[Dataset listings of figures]
# # # # # # #

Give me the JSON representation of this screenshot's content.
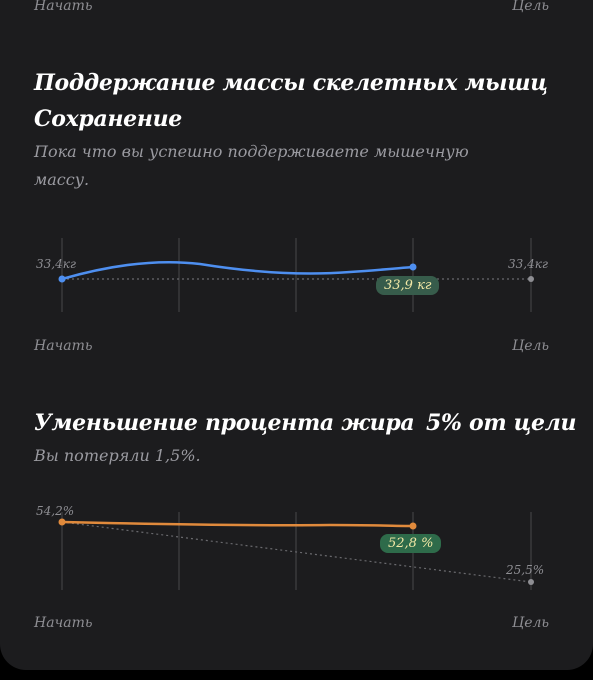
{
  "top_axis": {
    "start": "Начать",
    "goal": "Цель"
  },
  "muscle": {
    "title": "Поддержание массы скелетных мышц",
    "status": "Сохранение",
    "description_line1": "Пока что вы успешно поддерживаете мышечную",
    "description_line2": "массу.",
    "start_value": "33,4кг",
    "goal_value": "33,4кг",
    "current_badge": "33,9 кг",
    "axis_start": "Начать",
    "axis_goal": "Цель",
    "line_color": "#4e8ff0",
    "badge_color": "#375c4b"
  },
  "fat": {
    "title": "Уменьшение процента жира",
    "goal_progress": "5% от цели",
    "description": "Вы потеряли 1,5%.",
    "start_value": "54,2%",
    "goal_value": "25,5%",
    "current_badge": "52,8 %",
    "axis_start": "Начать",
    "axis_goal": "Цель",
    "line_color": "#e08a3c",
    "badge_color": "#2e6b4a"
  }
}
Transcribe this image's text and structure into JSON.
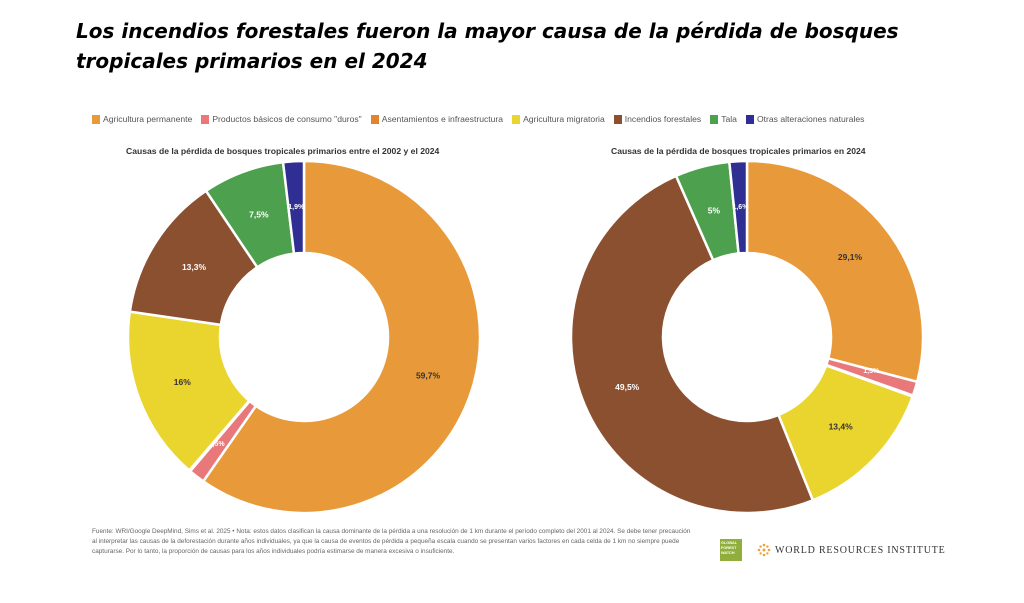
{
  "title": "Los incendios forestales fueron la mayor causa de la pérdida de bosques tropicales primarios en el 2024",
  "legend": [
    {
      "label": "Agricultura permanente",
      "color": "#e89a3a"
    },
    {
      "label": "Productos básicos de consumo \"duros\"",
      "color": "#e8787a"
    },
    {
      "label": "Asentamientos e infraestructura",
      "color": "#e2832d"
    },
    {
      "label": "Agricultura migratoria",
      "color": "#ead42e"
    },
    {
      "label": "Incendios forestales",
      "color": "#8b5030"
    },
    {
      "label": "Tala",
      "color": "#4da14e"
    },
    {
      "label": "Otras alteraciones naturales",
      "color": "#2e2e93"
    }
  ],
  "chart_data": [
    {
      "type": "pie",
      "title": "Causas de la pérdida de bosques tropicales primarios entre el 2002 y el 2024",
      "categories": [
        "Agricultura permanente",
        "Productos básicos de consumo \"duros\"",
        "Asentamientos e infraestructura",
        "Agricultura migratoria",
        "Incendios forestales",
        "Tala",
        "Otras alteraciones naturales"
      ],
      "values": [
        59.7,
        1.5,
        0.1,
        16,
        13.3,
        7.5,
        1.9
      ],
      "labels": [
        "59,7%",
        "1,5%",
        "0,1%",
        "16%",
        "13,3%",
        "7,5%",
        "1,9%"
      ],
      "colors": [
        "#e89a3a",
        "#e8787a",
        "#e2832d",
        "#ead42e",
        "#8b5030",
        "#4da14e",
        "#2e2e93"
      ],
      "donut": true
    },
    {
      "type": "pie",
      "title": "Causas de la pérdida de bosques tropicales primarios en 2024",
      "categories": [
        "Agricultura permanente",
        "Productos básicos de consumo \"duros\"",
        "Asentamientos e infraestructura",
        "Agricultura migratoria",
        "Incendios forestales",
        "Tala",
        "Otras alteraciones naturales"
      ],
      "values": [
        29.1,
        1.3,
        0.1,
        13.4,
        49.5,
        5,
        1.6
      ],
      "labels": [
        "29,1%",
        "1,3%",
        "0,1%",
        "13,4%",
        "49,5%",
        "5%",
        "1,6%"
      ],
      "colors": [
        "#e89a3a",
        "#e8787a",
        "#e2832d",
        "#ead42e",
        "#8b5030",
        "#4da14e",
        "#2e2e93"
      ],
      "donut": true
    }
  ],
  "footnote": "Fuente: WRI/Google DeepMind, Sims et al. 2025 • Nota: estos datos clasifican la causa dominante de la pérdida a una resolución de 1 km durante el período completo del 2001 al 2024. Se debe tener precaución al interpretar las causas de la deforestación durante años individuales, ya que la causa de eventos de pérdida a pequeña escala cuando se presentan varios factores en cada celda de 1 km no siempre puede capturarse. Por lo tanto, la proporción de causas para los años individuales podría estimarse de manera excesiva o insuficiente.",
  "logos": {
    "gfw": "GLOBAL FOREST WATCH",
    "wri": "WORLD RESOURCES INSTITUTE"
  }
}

# # # # # # #

GIVEN TASK: Repeat the records above exactly, omitting every picture.

FULL SOLUTION:
Give me the JSON representation of this screenshot's content.
{
  "top_axis": {
    "start": "Начать",
    "goal": "Цель"
  },
  "muscle": {
    "title": "Поддержание массы скелетных мышц",
    "status": "Сохранение",
    "description_line1": "Пока что вы успешно поддерживаете мышечную",
    "description_line2": "массу.",
    "start_value": "33,4кг",
    "goal_value": "33,4кг",
    "current_badge": "33,9 кг",
    "axis_start": "Начать",
    "axis_goal": "Цель",
    "line_color": "#4e8ff0",
    "badge_color": "#375c4b"
  },
  "fat": {
    "title": "Уменьшение процента жира",
    "goal_progress": "5% от цели",
    "description": "Вы потеряли 1,5%.",
    "start_value": "54,2%",
    "goal_value": "25,5%",
    "current_badge": "52,8 %",
    "axis_start": "Начать",
    "axis_goal": "Цель",
    "line_color": "#e08a3c",
    "badge_color": "#2e6b4a"
  }
}
Transcribe this image's text and structure into JSON.
{
  "title": "Los incendios forestales fueron la mayor causa de la pérdida de bosques tropicales primarios en el 2024",
  "legend": [
    {
      "label": "Agricultura permanente",
      "color": "#e89a3a"
    },
    {
      "label": "Productos básicos de consumo \"duros\"",
      "color": "#e8787a"
    },
    {
      "label": "Asentamientos e infraestructura",
      "color": "#e2832d"
    },
    {
      "label": "Agricultura migratoria",
      "color": "#ead42e"
    },
    {
      "label": "Incendios forestales",
      "color": "#8b5030"
    },
    {
      "label": "Tala",
      "color": "#4da14e"
    },
    {
      "label": "Otras alteraciones naturales",
      "color": "#2e2e93"
    }
  ],
  "chart_data": [
    {
      "type": "pie",
      "title": "Causas de la pérdida de bosques tropicales primarios entre el 2002 y el 2024",
      "categories": [
        "Agricultura permanente",
        "Productos básicos de consumo \"duros\"",
        "Asentamientos e infraestructura",
        "Agricultura migratoria",
        "Incendios forestales",
        "Tala",
        "Otras alteraciones naturales"
      ],
      "values": [
        59.7,
        1.5,
        0.1,
        16,
        13.3,
        7.5,
        1.9
      ],
      "labels": [
        "59,7%",
        "1,5%",
        "0,1%",
        "16%",
        "13,3%",
        "7,5%",
        "1,9%"
      ],
      "colors": [
        "#e89a3a",
        "#e8787a",
        "#e2832d",
        "#ead42e",
        "#8b5030",
        "#4da14e",
        "#2e2e93"
      ],
      "donut": true
    },
    {
      "type": "pie",
      "title": "Causas de la pérdida de bosques tropicales primarios en 2024",
      "categories": [
        "Agricultura permanente",
        "Productos básicos de consumo \"duros\"",
        "Asentamientos e infraestructura",
        "Agricultura migratoria",
        "Incendios forestales",
        "Tala",
        "Otras alteraciones naturales"
      ],
      "values": [
        29.1,
        1.3,
        0.1,
        13.4,
        49.5,
        5,
        1.6
      ],
      "labels": [
        "29,1%",
        "1,3%",
        "0,1%",
        "13,4%",
        "49,5%",
        "5%",
        "1,6%"
      ],
      "colors": [
        "#e89a3a",
        "#e8787a",
        "#e2832d",
        "#ead42e",
        "#8b5030",
        "#4da14e",
        "#2e2e93"
      ],
      "donut": true
    }
  ],
  "footnote": "Fuente: WRI/Google DeepMind, Sims et al. 2025 • Nota: estos datos clasifican la causa dominante de la pérdida a una resolución de 1 km durante el período completo del 2001 al 2024. Se debe tener precaución al interpretar las causas de la deforestación durante años individuales, ya que la causa de eventos de pérdida a pequeña escala cuando se presentan varios factores en cada celda de 1 km no siempre puede capturarse. Por lo tanto, la proporción de causas para los años individuales podría estimarse de manera excesiva o insuficiente.",
  "logos": {
    "gfw": "GLOBAL FOREST WATCH",
    "wri": "WORLD RESOURCES INSTITUTE"
  }
}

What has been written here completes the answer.